### [Prompt]
Gather each line of the records where "bien" appears.

### [Data provided]
——————

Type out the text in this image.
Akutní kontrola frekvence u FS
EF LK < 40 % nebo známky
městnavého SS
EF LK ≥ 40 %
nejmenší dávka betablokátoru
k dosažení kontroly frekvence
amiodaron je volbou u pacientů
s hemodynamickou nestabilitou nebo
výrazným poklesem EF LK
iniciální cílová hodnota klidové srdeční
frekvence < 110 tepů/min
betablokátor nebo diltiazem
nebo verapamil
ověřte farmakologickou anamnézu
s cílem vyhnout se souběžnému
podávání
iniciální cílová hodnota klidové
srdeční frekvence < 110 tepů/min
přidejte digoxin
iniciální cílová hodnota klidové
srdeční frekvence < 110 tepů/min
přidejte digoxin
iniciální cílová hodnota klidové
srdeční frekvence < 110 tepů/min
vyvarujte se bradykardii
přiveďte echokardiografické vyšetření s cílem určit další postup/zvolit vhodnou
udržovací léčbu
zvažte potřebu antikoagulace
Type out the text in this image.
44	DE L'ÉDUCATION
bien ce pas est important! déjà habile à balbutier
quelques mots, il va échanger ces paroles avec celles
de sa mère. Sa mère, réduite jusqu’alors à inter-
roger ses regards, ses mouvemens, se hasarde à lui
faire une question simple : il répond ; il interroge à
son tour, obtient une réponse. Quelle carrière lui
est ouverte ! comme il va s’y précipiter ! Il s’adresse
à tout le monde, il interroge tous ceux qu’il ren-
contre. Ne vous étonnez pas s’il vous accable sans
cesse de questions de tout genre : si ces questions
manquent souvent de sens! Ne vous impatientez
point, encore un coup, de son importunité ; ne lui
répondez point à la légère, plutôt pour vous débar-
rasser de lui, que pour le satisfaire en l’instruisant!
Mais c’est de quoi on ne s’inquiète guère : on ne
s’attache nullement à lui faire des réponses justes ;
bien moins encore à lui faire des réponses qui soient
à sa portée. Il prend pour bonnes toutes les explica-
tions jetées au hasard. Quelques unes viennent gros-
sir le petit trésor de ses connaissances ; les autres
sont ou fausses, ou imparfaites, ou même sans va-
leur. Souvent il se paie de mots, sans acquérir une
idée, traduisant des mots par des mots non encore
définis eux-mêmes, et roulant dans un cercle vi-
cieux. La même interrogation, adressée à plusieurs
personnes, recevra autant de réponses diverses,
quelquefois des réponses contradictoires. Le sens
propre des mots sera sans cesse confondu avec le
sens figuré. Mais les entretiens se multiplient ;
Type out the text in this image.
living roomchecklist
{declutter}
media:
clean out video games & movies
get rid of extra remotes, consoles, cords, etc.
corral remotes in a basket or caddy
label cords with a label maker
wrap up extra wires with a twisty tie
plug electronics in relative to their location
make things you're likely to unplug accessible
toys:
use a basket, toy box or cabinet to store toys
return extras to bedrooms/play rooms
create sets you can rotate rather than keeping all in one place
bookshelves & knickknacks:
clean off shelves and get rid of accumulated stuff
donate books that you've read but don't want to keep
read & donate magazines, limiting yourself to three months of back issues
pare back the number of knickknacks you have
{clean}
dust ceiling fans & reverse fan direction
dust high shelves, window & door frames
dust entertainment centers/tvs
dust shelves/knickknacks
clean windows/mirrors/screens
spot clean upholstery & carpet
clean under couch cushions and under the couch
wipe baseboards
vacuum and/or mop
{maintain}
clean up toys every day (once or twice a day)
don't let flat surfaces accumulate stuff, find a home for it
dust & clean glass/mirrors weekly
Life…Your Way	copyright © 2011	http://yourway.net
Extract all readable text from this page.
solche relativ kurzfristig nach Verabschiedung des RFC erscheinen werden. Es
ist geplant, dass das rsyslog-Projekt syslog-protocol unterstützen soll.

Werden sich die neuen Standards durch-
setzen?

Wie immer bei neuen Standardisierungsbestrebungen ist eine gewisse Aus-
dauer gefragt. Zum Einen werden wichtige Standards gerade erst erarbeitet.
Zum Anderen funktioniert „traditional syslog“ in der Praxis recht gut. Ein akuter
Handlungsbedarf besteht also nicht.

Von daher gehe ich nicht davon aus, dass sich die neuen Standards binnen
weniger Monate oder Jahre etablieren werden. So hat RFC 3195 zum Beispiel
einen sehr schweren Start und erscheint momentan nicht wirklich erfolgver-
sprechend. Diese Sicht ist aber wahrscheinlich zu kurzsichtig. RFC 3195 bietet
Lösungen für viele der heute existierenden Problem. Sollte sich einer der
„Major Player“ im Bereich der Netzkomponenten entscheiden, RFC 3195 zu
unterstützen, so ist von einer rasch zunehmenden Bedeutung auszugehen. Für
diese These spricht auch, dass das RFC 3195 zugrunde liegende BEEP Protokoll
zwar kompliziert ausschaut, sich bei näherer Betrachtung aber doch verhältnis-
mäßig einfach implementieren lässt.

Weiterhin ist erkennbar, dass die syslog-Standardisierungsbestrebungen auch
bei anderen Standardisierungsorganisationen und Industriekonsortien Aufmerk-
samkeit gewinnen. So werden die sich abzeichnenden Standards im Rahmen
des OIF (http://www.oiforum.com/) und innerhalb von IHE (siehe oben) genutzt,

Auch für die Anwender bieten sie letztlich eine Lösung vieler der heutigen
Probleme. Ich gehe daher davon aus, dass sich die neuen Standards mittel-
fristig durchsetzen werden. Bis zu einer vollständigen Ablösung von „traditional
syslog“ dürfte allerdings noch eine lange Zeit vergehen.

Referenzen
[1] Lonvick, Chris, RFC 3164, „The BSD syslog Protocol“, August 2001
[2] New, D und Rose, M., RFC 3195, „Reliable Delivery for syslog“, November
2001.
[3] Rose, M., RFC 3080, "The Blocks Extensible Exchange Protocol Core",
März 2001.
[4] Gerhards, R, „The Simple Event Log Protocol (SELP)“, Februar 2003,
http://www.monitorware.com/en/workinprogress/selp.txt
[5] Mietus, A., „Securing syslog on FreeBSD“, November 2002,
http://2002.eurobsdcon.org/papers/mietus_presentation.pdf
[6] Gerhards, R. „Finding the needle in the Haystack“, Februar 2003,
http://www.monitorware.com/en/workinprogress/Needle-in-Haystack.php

——————

### [Task output]
bien ce pas est important! déjà habile à balbutier
bien moins encore à lui faire des réponses qui soient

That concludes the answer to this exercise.